● Materials provided
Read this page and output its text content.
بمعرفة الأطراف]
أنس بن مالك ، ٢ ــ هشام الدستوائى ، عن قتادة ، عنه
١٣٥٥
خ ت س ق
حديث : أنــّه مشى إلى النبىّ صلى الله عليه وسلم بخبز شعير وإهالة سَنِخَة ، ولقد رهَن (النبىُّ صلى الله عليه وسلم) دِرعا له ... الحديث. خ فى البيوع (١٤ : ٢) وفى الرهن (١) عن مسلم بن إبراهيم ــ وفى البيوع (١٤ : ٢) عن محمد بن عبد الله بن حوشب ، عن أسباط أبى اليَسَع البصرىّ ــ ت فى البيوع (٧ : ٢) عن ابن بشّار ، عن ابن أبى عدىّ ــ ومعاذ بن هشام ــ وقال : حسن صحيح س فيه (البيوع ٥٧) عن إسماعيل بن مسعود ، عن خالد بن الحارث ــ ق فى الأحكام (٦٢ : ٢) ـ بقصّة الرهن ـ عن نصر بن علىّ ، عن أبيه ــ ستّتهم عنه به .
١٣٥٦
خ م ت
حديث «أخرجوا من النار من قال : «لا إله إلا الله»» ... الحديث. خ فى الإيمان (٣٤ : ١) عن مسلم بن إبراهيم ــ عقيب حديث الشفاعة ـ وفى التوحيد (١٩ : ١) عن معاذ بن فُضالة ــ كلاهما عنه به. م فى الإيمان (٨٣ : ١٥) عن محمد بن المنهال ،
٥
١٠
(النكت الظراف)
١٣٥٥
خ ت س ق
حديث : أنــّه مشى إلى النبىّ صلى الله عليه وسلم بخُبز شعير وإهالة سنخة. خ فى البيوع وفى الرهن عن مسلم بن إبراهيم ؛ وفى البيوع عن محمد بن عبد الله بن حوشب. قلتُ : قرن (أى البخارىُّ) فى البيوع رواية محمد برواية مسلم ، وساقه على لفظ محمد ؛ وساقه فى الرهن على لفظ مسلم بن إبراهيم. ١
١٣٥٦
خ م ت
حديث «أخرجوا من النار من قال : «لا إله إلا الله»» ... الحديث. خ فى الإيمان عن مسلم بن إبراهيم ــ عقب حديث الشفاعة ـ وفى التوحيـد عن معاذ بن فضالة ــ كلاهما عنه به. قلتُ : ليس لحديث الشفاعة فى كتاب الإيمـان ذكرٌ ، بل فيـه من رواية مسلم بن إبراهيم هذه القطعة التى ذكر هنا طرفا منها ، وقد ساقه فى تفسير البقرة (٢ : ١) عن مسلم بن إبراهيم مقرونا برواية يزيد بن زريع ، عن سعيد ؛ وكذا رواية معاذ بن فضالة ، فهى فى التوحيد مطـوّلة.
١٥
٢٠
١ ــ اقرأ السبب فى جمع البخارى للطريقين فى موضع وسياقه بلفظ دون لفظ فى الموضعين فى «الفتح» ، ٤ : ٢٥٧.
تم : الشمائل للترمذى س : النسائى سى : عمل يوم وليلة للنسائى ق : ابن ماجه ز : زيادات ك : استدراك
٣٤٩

● Instruction
Each record must be repeated exactly as it is.

● Finished exercise
Read this page and output its text content.
بمعرفة الأطراف]
أنس بن مالك ، ٢ ــ هشام الدستوائى ، عن قتادة ، عنه
١٣٥٥
خ ت س ق
حديث : أنــّه مشى إلى النبىّ صلى الله عليه وسلم بخبز شعير وإهالة سَنِخَة ، ولقد رهَن (النبىُّ صلى الله عليه وسلم) دِرعا له ... الحديث. خ فى البيوع (١٤ : ٢) وفى الرهن (١) عن مسلم بن إبراهيم ــ وفى البيوع (١٤ : ٢) عن محمد بن عبد الله بن حوشب ، عن أسباط أبى اليَسَع البصرىّ ــ ت فى البيوع (٧ : ٢) عن ابن بشّار ، عن ابن أبى عدىّ ــ ومعاذ بن هشام ــ وقال : حسن صحيح س فيه (البيوع ٥٧) عن إسماعيل بن مسعود ، عن خالد بن الحارث ــ ق فى الأحكام (٦٢ : ٢) ـ بقصّة الرهن ـ عن نصر بن علىّ ، عن أبيه ــ ستّتهم عنه به .
١٣٥٦
خ م ت
حديث «أخرجوا من النار من قال : «لا إله إلا الله»» ... الحديث. خ فى الإيمان (٣٤ : ١) عن مسلم بن إبراهيم ــ عقيب حديث الشفاعة ـ وفى التوحيد (١٩ : ١) عن معاذ بن فُضالة ــ كلاهما عنه به. م فى الإيمان (٨٣ : ١٥) عن محمد بن المنهال ،
٥
١٠
(النكت الظراف)
١٣٥٥
خ ت س ق
حديث : أنــّه مشى إلى النبىّ صلى الله عليه وسلم بخُبز شعير وإهالة سنخة. خ فى البيوع وفى الرهن عن مسلم بن إبراهيم ؛ وفى البيوع عن محمد بن عبد الله بن حوشب. قلتُ : قرن (أى البخارىُّ) فى البيوع رواية محمد برواية مسلم ، وساقه على لفظ محمد ؛ وساقه فى الرهن على لفظ مسلم بن إبراهيم. ١
١٣٥٦
خ م ت
حديث «أخرجوا من النار من قال : «لا إله إلا الله»» ... الحديث. خ فى الإيمان عن مسلم بن إبراهيم ــ عقب حديث الشفاعة ـ وفى التوحيـد عن معاذ بن فضالة ــ كلاهما عنه به. قلتُ : ليس لحديث الشفاعة فى كتاب الإيمـان ذكرٌ ، بل فيـه من رواية مسلم بن إبراهيم هذه القطعة التى ذكر هنا طرفا منها ، وقد ساقه فى تفسير البقرة (٢ : ١) عن مسلم بن إبراهيم مقرونا برواية يزيد بن زريع ، عن سعيد ؛ وكذا رواية معاذ بن فضالة ، فهى فى التوحيد مطـوّلة.
١٥
٢٠
١ ــ اقرأ السبب فى جمع البخارى للطريقين فى موضع وسياقه بلفظ دون لفظ فى الموضعين فى «الفتح» ، ٤ : ٢٥٧.
تم : الشمائل للترمذى س : النسائى سى : عمل يوم وليلة للنسائى ق : ابن ماجه ز : زيادات ك : استدراك
٣٤٩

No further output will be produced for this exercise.